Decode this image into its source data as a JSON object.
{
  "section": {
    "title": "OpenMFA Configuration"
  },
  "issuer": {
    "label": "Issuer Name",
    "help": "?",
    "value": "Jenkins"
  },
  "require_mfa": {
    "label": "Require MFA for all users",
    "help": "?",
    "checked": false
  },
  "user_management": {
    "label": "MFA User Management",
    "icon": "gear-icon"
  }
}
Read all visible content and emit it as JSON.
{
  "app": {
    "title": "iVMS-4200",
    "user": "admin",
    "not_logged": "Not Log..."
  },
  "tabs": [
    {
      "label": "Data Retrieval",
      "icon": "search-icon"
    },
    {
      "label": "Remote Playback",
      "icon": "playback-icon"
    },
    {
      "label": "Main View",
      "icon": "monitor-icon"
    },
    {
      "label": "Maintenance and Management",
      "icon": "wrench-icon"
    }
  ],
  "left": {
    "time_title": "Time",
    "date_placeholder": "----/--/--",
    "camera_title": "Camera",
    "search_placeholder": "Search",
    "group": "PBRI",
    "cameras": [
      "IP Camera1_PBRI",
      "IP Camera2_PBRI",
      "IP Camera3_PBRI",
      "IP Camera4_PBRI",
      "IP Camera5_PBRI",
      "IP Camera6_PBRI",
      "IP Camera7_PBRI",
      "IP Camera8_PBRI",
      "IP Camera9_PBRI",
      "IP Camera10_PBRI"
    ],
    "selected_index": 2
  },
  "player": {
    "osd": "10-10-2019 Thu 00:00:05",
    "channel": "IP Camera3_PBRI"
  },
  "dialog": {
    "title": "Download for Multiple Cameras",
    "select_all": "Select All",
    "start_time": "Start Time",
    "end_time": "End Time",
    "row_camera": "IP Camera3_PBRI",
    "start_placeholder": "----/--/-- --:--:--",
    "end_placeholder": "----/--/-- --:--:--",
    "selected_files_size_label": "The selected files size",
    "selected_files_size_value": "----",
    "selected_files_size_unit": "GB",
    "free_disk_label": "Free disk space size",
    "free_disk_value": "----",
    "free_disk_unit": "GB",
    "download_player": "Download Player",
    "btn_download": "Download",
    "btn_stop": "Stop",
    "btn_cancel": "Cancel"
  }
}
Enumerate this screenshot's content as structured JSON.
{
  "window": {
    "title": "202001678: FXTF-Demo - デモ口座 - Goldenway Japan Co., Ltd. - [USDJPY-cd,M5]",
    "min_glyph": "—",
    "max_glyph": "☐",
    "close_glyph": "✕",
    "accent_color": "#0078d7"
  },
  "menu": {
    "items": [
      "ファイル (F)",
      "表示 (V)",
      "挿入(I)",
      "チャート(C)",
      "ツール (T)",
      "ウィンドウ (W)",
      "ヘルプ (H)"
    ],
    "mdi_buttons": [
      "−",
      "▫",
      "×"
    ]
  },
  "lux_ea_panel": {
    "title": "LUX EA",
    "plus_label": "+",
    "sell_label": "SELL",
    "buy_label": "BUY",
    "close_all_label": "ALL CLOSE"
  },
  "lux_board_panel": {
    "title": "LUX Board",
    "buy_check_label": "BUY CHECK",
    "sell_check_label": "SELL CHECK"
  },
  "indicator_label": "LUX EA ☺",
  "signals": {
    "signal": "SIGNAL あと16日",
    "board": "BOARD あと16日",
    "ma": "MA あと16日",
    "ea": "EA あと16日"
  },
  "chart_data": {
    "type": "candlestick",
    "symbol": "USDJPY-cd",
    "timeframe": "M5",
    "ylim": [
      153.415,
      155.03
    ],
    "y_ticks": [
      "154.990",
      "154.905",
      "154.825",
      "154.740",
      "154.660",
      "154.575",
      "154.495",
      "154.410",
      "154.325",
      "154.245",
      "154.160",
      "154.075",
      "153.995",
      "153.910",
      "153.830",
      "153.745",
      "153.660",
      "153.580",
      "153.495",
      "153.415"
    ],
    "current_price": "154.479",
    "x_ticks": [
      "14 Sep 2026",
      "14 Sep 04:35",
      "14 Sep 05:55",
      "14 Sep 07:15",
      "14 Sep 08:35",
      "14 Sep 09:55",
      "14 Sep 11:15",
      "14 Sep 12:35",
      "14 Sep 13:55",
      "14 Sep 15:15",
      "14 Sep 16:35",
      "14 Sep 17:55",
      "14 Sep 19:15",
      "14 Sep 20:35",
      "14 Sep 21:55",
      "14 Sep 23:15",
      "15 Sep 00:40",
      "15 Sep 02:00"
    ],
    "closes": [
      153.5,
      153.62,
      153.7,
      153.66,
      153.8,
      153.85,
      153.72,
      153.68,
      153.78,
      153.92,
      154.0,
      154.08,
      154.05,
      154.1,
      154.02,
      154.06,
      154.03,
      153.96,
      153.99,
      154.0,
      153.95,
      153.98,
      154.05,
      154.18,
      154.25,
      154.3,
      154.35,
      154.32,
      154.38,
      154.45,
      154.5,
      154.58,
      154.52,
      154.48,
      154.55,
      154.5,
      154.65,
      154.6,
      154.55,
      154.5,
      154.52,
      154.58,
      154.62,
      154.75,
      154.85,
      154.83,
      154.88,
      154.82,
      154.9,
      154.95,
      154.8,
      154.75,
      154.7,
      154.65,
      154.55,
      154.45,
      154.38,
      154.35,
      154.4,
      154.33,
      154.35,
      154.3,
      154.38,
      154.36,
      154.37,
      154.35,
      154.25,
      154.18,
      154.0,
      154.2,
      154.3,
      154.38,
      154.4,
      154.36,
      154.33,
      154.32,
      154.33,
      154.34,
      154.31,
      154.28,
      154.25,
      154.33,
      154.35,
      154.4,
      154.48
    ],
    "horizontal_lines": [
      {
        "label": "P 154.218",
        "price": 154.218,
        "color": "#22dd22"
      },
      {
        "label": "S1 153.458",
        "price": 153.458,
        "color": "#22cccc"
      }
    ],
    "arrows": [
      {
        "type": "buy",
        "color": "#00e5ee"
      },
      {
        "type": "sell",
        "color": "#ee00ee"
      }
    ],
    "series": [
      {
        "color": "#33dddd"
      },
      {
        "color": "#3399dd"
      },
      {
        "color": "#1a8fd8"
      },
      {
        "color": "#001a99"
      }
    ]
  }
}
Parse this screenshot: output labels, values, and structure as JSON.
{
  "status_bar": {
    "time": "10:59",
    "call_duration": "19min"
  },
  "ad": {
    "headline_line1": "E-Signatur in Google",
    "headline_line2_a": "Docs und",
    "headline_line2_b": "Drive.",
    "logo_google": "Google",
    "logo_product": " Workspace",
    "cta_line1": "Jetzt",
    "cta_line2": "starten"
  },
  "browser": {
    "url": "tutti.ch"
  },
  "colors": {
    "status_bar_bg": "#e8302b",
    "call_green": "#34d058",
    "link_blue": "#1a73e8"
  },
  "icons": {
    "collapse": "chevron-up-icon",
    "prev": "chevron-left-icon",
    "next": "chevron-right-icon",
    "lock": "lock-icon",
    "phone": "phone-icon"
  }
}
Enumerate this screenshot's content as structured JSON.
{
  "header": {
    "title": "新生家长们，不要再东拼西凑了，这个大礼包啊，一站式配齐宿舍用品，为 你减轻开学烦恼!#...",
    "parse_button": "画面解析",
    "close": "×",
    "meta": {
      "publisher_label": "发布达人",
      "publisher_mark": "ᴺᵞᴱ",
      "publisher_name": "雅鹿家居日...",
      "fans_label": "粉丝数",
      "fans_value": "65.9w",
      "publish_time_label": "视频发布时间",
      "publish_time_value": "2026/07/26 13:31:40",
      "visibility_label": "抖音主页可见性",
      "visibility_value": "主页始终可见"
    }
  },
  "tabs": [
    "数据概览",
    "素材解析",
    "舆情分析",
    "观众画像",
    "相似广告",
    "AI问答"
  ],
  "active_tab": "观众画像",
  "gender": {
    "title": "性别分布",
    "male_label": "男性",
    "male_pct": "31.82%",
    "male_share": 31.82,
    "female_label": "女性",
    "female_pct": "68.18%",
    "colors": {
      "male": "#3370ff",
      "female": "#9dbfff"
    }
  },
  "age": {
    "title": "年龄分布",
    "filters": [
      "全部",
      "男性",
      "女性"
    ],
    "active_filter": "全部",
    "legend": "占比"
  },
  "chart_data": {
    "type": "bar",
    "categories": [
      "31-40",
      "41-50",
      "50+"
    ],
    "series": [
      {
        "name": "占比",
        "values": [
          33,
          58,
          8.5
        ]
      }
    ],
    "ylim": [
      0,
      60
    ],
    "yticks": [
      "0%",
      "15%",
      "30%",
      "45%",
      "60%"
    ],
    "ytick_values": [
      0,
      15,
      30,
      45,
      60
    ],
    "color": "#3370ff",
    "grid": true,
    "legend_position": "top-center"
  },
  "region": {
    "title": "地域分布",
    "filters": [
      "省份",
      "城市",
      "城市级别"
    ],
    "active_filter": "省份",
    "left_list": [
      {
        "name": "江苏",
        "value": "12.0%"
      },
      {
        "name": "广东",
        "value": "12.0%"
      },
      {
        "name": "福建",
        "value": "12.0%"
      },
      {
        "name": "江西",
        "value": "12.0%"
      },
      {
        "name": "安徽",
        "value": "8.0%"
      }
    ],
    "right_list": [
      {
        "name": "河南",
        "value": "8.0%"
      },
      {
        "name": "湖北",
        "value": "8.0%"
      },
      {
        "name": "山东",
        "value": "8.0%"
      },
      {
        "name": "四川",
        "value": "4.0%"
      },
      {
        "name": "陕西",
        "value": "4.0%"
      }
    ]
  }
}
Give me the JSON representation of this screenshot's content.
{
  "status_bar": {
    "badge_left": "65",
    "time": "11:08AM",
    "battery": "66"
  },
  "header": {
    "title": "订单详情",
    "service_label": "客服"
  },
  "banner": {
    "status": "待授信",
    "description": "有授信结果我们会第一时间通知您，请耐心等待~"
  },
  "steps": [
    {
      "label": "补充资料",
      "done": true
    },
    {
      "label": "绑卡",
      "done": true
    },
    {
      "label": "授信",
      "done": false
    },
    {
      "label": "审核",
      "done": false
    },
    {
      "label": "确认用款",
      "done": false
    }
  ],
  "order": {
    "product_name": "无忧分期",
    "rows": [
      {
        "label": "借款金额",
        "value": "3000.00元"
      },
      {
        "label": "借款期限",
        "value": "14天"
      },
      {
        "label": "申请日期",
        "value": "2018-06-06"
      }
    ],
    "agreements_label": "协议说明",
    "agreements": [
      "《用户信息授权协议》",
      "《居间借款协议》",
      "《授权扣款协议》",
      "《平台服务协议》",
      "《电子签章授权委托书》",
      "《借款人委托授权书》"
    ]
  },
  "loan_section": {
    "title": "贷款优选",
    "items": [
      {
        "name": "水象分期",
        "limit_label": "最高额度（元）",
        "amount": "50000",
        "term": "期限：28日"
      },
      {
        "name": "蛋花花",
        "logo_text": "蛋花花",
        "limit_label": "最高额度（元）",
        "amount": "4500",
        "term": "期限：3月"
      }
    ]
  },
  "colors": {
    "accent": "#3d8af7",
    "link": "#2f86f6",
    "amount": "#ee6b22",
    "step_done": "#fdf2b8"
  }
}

■ ■ ■ ■ ■ ■ ■

GIVEN INSTRUCTION: Among the lines of the records above, count those holding the string "Download", and report only the number.

EXERCISE ANSWER: 3